# Start of DATA
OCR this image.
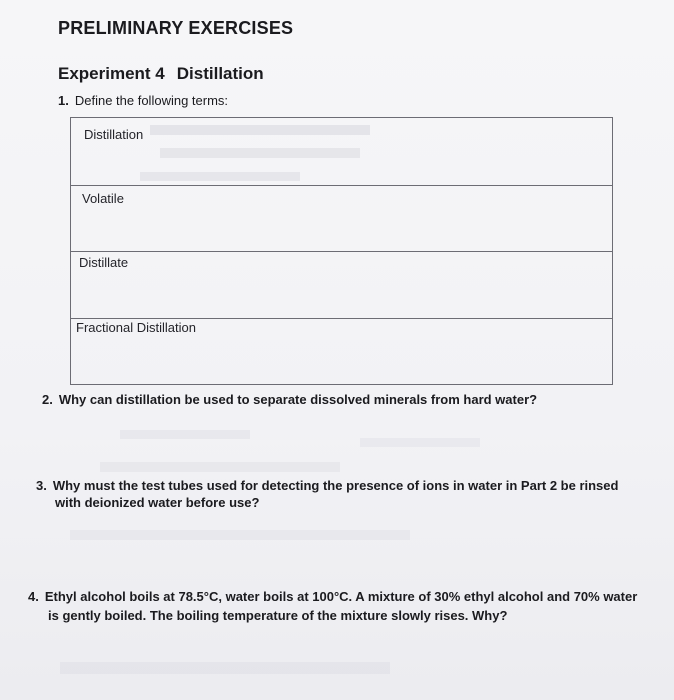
PRELIMINARY EXERCISES
Experiment 4 Distillation
1. Define the following terms:
Distillation
Volatile
Distillate
Fractional Distillation
2. Why can distillation be used to separate dissolved minerals from hard water?
3. Why must the test tubes used for detecting the presence of ions in water in Part 2 be rinsed
with deionized water before use?
4. Ethyl alcohol boils at 78.5°C, water boils at 100°C. A mixture of 30% ethyl alcohol and 70% water
is gently boiled. The boiling temperature of the mixture slowly rises. Why?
# End of DATA
Each entry gets copied exactly; the pictures stay out.

- RESULT OF THE EXERCISE
OCR this image.
PRELIMINARY EXERCISES
Experiment 4 Distillation
1. Define the following terms:
Distillation
Volatile
Distillate
Fractional Distillation
2. Why can distillation be used to separate dissolved minerals from hard water?
3. Why must the test tubes used for detecting the presence of ions in water in Part 2 be rinsed
with deionized water before use?
4. Ethyl alcohol boils at 78.5°C, water boils at 100°C. A mixture of 30% ethyl alcohol and 70% water
is gently boiled. The boiling temperature of the mixture slowly rises. Why?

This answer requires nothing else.